[Data entries]
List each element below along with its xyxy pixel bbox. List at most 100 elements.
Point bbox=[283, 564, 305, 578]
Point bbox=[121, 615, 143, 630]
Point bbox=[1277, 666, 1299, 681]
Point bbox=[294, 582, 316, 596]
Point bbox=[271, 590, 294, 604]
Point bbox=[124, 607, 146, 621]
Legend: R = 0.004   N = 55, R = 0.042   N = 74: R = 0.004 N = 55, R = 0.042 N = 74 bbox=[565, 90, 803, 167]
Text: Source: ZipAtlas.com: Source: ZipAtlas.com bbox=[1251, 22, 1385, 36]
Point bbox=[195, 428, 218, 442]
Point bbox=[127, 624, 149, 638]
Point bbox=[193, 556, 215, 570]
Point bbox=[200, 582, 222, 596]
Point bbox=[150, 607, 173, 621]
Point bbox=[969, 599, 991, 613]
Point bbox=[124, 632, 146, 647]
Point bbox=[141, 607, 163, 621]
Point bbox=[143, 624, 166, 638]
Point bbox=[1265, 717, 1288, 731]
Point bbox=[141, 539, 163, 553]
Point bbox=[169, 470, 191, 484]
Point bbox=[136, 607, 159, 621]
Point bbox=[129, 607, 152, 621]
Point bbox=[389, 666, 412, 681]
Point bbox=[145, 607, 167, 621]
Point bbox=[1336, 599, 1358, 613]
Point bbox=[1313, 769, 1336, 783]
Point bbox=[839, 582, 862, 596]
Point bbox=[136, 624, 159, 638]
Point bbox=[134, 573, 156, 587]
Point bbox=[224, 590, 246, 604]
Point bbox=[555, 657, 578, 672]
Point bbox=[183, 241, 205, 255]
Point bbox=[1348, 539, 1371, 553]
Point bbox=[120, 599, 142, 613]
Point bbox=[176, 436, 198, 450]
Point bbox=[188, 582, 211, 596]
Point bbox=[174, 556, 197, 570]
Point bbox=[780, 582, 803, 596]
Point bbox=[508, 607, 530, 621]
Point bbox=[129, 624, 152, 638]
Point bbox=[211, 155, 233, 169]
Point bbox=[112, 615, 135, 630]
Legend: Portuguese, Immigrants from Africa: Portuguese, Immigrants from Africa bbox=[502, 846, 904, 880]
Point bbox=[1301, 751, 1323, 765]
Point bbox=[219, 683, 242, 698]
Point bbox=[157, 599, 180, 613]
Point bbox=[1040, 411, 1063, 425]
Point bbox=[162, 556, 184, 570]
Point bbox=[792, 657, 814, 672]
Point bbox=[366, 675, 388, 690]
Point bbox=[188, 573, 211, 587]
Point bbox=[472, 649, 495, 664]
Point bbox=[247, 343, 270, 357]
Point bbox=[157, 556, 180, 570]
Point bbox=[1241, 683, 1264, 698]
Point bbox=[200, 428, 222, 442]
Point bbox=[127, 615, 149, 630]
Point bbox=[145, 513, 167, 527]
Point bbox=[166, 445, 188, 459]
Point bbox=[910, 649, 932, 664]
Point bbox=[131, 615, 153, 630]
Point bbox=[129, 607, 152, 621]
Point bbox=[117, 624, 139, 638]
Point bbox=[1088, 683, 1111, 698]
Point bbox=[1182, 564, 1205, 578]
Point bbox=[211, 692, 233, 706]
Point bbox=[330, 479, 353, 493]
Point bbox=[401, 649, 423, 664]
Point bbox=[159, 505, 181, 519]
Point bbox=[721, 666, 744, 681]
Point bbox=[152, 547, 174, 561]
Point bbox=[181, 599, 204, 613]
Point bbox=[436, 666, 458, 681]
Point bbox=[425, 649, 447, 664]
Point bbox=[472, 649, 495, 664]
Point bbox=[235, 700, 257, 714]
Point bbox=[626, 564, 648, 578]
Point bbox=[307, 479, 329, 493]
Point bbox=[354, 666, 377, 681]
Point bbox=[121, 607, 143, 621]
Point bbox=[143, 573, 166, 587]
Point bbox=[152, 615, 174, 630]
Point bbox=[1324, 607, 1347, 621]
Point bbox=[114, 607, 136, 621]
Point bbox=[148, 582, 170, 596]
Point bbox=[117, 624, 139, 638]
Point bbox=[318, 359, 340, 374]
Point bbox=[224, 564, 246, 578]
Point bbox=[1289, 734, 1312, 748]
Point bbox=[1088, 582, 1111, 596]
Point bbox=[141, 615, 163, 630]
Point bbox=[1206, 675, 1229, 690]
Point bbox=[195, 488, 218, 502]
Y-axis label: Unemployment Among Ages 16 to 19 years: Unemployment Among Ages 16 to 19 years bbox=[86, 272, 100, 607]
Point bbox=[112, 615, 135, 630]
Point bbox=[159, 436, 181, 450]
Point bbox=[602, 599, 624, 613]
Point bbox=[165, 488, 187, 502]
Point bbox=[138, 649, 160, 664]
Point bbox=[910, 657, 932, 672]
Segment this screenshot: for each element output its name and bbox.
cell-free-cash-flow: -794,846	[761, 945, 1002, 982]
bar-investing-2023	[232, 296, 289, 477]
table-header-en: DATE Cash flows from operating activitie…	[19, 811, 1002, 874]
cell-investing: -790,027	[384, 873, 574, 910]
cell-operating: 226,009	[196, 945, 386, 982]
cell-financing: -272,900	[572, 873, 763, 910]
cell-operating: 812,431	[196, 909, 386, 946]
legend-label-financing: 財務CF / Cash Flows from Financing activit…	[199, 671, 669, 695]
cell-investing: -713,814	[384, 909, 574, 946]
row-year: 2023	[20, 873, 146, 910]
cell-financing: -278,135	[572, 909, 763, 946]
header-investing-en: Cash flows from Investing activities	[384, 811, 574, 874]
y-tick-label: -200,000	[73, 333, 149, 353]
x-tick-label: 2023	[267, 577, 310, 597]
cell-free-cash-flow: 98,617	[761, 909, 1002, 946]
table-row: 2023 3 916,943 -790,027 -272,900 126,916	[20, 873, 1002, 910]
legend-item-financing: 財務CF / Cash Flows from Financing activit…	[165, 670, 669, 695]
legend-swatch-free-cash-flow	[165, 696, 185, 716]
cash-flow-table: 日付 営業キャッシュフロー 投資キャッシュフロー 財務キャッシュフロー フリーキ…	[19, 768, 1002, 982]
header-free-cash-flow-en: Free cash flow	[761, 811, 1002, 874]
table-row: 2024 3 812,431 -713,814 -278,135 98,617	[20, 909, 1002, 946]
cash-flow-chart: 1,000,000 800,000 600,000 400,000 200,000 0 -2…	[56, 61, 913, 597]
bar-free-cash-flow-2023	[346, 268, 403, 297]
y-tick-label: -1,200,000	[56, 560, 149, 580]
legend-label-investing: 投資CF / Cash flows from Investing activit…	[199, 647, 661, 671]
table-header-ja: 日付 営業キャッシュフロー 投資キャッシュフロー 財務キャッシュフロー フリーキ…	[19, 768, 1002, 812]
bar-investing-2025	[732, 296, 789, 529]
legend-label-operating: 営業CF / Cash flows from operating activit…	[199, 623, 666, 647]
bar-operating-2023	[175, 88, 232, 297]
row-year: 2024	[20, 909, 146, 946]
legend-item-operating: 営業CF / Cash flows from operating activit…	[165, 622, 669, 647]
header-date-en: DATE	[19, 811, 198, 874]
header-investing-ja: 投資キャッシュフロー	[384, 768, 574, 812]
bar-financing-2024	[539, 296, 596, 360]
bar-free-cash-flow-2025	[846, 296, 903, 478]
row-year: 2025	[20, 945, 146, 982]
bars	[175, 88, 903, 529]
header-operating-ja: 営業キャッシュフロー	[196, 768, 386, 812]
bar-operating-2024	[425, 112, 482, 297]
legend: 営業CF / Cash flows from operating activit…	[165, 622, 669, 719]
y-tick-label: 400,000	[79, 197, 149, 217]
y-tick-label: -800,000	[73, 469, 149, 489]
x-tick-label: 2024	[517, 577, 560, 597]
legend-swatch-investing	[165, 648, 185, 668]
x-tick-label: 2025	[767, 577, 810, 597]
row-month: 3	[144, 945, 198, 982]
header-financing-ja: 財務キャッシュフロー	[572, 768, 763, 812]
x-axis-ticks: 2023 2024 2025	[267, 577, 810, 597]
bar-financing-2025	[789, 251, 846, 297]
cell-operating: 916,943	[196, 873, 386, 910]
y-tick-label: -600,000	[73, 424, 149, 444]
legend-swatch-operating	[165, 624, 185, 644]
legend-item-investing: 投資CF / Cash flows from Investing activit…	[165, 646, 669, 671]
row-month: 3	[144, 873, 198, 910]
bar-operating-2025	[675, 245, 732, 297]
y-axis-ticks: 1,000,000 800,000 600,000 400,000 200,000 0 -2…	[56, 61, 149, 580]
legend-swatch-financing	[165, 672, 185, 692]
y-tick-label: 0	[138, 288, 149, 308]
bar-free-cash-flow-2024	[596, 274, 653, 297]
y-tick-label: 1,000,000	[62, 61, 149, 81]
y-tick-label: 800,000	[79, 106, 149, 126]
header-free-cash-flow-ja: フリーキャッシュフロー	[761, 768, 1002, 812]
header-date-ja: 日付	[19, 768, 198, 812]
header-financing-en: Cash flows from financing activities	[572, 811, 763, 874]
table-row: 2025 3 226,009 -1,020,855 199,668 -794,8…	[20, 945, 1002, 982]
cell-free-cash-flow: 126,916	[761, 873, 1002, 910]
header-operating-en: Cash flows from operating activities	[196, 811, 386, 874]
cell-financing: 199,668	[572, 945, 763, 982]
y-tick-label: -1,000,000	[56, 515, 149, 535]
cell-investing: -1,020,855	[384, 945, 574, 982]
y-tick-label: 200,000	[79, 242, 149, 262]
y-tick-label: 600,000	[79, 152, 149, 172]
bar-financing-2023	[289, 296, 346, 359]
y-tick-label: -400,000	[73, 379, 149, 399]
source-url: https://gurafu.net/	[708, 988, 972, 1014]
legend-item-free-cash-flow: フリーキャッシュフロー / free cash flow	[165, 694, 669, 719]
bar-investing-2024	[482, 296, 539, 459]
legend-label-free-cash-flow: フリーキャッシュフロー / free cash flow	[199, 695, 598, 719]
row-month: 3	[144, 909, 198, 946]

### Directive
Repeat the rows from the start of the data entries through the line containing "Point bbox=[150, 607, 173, 621]", inclusive.

### Solution to this exercise
List each element below along with its xyxy pixel bbox. List at most 100 elements.
Point bbox=[283, 564, 305, 578]
Point bbox=[121, 615, 143, 630]
Point bbox=[1277, 666, 1299, 681]
Point bbox=[294, 582, 316, 596]
Point bbox=[271, 590, 294, 604]
Point bbox=[124, 607, 146, 621]
Legend: R = 0.004   N = 55, R = 0.042   N = 74: R = 0.004 N = 55, R = 0.042 N = 74 bbox=[565, 90, 803, 167]
Text: Source: ZipAtlas.com: Source: ZipAtlas.com bbox=[1251, 22, 1385, 36]
Point bbox=[195, 428, 218, 442]
Point bbox=[127, 624, 149, 638]
Point bbox=[193, 556, 215, 570]
Point bbox=[200, 582, 222, 596]
Point bbox=[150, 607, 173, 621]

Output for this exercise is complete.